_TEXTO DE ESTUDIO_.
------------------------------------

Los que componían su entorno militar estaban acostumbrados a trabajar intensamente cada día desde muy jóvenes, por lo que no se podía esperar de ellos que entendieran la sobrecarga a la que se encontraba sometido Hitler. Tampoco Bormann comprendía que le estaba exigiendo demasiado. Aparte de esto, Hitler no hacía lo que cualquier director de fábrica habría hecho: nombrar delegados capaces para dirigir cada departamento. No sólo le faltaba un presidente del Gobierno eficaz y un jefe enérgico de la Wehrmacht, sino también un buen comandante del Ejército de Tierra. No cesaba de violar la antigua regla, que antes había seguido, de que cuanto más elevada es la posición en que uno se encuentra, más tiempo libre necesita.
El sobreesfuerzo y el aislamiento lo llevaron a un peculiar estado de petrificación y endurecimiento, de torturada vacilación, de permanente irritabilidad. Tenía que exprimir su extenuado cerebro para tomar las decisiones que antes adoptaba de forma casi lúdica.
{225}
Como deportista, yo sabía lo que era el sobreentrenamiento: en esta situación, a un menor rendimiento se une el desánimo, la impaciencia y la pérdida de elasticidad, y uno se vuelve un autómata hasta el punto de no desear ningún momento de descanso y de querer prolongar el entrenamiento indefinidamente. El sobreesfuerzo intelectual puede tener las mismas consecuencias. Durante los momentos difíciles de la guerra observé en mí mismo cómo el pensamiento continúa trabajando mecánicamente al tiempo que pierde la frescura y rapidez de percepción y adopta decisiones en un estado parecido al sopor.
• • •
Que Hitler saliera sigilosamente de la oscura Cancillería del Reich en la noche del 3 de septiembre de 1939 para dirigirse al frente resultó ser un indicio de lo que ocurriría en el futuro. Su relación con el pueblo cambió: incluso aunque todavía entrara en contacto con la multitud, lo que ahora hacía muy de vez en cuando, el entusiasmo y la capacidad de las masas de apasionarse se habían extinguido en la misma medida que el afán de Hitler por convencerlas.
Al principio de los años treinta, durante las últimas batallas por el poder, Hitler se exigió casi tanto a sí mismo como en la segunda mitad de la guerra, aunque seguramente los mítines a los que acudía a pesar de su agotamiento le daban más fuerzas de las que perdía en ellos. Incluso entre 1933 y 1939, cuando la posición que había alcanzado le facilitaba la existencia, estaba claro que la procesión diaria de admiradores entusiastas que desfilaba frente a él en el Obersalzberg lo reanimaba, y las manifestaciones de la época anterior a la guerra se convirtieron para él en un estimulante del que no podía prescindir. Después se lo veía más firme y seguro de sí mismo que nunca.

------------------------------------

_OBJETIVO DE LA TAREA_.
Copia literalmente del texto de estudio el fragmento que comienza con las palabras que contienen "Al principio de" y termina con "mismo que nunca.".

------------------------------------

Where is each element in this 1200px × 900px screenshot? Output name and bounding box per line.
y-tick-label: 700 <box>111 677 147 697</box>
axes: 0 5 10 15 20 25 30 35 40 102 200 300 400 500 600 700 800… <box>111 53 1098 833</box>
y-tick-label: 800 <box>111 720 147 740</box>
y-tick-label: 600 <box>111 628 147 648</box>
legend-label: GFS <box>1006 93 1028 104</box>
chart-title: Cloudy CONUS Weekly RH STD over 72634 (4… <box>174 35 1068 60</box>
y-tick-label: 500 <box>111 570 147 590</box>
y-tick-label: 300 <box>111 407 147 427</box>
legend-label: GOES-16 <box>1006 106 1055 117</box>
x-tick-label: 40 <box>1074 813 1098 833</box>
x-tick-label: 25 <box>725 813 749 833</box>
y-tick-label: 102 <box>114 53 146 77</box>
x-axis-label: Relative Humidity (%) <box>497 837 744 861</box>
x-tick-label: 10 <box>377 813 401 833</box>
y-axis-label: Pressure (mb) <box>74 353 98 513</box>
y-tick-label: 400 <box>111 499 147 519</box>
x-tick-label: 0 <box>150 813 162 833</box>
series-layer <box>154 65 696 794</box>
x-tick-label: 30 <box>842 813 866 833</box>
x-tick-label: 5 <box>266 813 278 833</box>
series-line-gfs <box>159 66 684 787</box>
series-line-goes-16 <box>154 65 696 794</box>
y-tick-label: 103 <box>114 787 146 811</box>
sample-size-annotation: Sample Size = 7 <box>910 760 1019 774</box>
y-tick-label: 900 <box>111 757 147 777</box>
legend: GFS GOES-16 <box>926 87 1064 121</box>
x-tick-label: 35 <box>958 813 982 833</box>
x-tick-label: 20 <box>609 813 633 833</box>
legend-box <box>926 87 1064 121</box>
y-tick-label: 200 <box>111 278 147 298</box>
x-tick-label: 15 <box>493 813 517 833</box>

------------------------------------

_CUADRO DE RESPUESTA_.
Al principio de los años treinta, durante las últimas batallas por el poder, Hitler se exigió casi tanto a sí mismo como en la segunda mitad de la guerra, aunque seguramente los mítines a los que acudía a pesar de su agotamiento le daban más fuerzas de las que perdía en ellos. Incluso entre 1933 y 1939, cuando la posición que había alcanzado le facilitaba la existencia, estaba claro que la procesión diaria de admiradores entusiastas que desfilaba frente a él en el Obersalzberg lo reanimaba, y las manifestaciones de la época anterior a la guerra se convirtieron para él en un estimulante del que no podía prescindir. Después se lo veía más firme y seguro de sí mismo que nunca.